(Dataset excerpts)
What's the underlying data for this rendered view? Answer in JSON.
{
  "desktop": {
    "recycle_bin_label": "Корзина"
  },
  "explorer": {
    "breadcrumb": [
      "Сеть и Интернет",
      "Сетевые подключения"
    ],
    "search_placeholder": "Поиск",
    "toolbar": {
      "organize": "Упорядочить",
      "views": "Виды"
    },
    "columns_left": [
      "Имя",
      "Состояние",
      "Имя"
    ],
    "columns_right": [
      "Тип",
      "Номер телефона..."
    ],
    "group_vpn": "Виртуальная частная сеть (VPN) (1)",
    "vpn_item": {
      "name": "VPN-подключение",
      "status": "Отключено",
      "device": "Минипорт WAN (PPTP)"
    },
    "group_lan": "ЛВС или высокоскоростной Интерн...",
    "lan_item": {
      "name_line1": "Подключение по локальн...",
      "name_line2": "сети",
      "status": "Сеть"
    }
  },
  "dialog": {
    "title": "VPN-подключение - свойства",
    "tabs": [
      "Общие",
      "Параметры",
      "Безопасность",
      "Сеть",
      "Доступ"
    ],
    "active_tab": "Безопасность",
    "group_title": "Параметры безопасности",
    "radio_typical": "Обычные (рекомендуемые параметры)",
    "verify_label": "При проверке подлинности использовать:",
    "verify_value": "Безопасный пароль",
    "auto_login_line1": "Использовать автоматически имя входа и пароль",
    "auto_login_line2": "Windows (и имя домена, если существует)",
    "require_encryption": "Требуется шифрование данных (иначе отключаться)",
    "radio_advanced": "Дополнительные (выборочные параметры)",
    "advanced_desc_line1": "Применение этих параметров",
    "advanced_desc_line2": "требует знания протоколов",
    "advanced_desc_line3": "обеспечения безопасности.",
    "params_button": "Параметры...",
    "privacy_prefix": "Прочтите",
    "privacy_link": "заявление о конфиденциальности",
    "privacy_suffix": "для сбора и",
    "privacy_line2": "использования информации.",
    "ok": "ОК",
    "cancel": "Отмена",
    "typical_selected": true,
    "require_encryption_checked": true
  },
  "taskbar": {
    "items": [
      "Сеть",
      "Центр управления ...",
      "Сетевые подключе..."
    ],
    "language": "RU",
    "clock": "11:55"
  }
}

---

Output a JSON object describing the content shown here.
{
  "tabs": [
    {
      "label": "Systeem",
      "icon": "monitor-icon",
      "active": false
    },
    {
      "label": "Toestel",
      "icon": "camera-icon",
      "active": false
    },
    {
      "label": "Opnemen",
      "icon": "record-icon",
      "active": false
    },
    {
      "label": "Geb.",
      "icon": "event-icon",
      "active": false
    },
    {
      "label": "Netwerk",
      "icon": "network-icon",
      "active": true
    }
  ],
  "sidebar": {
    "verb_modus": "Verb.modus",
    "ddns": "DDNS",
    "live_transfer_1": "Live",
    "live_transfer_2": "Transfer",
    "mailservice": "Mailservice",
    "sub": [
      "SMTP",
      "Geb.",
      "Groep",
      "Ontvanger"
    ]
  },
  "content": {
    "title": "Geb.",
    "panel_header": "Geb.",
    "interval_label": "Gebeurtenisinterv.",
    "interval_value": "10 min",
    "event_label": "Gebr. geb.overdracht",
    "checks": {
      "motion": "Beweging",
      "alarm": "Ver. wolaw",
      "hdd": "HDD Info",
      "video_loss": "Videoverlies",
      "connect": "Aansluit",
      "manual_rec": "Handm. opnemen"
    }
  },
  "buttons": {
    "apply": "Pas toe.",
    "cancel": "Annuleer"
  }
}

◆ GOAL ◆
Count each line of the data where the word "true" appears, then reply with the total only.

◆ RESPONSE TO THE TASK ◆
3